start Input

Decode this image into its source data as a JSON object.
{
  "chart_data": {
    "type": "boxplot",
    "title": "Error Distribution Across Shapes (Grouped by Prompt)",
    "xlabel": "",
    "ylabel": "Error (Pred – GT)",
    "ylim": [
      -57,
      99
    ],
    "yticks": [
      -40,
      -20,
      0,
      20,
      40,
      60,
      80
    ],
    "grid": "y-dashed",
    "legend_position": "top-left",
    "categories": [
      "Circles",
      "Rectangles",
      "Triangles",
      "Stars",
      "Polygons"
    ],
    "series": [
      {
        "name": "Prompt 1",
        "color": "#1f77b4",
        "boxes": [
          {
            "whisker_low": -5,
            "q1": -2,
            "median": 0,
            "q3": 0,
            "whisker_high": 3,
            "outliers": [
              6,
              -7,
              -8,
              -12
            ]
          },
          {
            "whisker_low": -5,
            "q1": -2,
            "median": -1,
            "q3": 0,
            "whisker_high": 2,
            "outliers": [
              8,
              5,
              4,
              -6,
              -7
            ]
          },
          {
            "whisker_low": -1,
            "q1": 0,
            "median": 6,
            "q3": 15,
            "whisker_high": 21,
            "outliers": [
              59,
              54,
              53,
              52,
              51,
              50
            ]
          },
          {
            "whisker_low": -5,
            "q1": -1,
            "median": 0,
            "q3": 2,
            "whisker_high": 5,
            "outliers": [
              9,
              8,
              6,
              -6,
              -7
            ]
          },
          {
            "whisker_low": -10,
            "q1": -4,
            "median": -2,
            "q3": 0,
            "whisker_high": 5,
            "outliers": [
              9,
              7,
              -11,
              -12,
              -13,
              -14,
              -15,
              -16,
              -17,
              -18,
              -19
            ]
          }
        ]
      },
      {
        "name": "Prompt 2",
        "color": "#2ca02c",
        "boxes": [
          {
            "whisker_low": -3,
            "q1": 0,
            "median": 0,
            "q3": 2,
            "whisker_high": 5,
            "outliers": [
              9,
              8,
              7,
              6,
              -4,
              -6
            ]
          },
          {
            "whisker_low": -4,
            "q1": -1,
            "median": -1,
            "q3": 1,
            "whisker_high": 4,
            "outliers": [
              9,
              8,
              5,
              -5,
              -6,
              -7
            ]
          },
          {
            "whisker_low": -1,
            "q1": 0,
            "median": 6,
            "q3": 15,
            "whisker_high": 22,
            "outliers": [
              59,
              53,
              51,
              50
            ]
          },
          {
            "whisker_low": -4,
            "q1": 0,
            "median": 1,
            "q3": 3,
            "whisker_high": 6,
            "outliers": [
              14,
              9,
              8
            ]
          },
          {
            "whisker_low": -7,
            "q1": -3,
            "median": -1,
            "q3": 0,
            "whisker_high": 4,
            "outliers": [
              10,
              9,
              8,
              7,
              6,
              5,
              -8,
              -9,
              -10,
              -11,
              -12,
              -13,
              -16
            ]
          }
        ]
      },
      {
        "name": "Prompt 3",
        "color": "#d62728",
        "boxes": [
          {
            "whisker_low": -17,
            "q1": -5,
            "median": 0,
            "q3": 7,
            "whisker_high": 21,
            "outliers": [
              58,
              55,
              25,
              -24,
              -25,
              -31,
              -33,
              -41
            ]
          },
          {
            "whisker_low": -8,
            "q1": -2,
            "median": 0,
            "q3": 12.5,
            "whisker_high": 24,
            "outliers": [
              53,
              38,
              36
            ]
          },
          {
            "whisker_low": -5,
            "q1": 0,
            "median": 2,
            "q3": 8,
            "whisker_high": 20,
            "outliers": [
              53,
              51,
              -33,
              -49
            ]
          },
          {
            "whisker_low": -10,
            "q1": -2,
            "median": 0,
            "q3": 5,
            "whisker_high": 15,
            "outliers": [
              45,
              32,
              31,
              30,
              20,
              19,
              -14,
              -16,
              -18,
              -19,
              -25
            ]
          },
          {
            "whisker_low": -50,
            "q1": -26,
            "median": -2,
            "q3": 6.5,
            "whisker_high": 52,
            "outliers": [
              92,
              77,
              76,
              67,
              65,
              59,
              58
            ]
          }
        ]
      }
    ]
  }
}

end Input
start Input

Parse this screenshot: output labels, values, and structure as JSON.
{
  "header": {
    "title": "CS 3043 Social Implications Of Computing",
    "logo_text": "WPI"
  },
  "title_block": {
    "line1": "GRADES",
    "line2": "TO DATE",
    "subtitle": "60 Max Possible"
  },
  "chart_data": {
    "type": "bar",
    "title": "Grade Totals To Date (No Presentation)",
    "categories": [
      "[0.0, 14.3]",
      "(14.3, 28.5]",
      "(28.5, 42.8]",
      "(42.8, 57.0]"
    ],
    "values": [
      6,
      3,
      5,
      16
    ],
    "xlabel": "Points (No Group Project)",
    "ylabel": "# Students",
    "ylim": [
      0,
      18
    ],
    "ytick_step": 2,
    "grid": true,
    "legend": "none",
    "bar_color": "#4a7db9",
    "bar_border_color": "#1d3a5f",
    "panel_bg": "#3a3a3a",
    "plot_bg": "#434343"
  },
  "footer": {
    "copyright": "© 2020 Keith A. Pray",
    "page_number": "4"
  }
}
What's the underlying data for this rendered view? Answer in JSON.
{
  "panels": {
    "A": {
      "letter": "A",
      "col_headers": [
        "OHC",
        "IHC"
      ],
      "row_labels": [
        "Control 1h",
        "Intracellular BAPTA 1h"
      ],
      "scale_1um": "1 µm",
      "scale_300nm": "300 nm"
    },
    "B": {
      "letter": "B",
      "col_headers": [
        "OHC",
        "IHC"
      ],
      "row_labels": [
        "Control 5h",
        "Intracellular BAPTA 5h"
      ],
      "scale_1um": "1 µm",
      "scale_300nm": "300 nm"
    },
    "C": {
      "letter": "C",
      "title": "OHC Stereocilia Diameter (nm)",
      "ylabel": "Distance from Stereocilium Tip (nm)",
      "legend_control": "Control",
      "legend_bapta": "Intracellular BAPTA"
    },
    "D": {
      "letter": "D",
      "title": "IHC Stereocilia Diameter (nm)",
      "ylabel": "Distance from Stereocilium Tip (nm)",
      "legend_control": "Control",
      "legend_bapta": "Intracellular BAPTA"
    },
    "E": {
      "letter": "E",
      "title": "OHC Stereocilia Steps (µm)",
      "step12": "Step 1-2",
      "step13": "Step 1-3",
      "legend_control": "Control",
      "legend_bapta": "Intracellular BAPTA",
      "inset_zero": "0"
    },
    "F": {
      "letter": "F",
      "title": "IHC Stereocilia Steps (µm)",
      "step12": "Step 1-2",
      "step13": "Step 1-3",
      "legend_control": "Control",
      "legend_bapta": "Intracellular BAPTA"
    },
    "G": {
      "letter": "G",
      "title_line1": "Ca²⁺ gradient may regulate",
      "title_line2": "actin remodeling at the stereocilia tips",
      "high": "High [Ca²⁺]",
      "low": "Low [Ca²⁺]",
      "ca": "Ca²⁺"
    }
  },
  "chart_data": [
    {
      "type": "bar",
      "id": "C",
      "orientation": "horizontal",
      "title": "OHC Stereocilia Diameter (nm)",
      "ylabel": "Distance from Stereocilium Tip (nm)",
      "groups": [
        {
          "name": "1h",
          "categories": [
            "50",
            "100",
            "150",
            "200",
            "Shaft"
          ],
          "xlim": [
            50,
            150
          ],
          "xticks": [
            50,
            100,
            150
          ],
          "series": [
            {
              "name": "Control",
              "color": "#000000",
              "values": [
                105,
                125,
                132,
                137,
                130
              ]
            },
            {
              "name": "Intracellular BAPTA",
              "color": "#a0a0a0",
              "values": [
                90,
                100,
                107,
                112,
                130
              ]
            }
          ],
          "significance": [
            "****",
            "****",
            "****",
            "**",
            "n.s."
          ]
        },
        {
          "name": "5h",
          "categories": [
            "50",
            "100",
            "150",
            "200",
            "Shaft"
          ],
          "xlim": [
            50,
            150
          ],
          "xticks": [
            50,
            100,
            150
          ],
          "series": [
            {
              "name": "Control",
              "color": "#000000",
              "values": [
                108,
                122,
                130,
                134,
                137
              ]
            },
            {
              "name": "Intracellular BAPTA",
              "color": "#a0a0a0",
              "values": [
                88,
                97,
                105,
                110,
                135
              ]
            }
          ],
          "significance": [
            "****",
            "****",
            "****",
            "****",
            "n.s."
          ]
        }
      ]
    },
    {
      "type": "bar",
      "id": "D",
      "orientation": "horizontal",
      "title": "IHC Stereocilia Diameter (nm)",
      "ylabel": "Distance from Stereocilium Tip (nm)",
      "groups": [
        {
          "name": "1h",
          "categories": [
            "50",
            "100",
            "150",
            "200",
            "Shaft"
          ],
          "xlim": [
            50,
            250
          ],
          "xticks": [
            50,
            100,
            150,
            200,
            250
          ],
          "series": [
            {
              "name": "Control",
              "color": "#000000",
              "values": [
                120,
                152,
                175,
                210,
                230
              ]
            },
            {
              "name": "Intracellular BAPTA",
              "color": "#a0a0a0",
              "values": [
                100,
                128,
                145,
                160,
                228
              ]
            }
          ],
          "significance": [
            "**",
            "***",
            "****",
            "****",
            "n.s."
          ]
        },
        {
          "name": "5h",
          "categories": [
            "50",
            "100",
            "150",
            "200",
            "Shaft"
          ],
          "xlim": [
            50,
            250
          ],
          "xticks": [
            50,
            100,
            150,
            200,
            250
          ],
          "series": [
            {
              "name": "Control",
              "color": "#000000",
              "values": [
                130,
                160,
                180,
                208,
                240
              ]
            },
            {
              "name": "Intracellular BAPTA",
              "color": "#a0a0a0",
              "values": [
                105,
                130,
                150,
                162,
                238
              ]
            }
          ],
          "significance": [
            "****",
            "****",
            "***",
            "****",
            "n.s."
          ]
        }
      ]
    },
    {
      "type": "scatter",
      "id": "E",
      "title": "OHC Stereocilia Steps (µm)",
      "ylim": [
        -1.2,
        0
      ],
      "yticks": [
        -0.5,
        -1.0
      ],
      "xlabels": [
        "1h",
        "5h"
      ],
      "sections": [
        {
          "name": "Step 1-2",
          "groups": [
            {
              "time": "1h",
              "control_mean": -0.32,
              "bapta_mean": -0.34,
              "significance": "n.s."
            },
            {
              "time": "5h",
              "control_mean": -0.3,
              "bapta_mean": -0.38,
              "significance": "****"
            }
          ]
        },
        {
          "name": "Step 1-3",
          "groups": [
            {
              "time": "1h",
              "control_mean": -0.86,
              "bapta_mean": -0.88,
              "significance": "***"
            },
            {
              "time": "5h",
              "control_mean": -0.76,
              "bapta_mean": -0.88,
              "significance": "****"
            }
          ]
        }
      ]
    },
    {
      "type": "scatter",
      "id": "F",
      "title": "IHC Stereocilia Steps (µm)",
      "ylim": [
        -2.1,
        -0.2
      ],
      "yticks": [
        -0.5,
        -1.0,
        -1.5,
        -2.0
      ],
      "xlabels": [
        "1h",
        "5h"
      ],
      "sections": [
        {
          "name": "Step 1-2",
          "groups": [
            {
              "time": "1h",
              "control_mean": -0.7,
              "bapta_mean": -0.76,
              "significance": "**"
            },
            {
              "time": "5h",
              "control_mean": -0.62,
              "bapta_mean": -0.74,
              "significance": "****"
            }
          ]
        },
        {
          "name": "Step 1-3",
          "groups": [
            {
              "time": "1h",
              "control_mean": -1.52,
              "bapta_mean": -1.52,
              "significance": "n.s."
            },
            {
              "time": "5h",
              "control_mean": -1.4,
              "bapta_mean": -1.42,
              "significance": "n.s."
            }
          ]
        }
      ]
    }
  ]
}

end Input

Task description: From the entries above, extract each line containing "this".

Result below:
Decode this image into its source data as a JSON object.
Parse this screenshot: output labels, values, and structure as JSON.
What's the underlying data for this rendered view? Answer in JSON.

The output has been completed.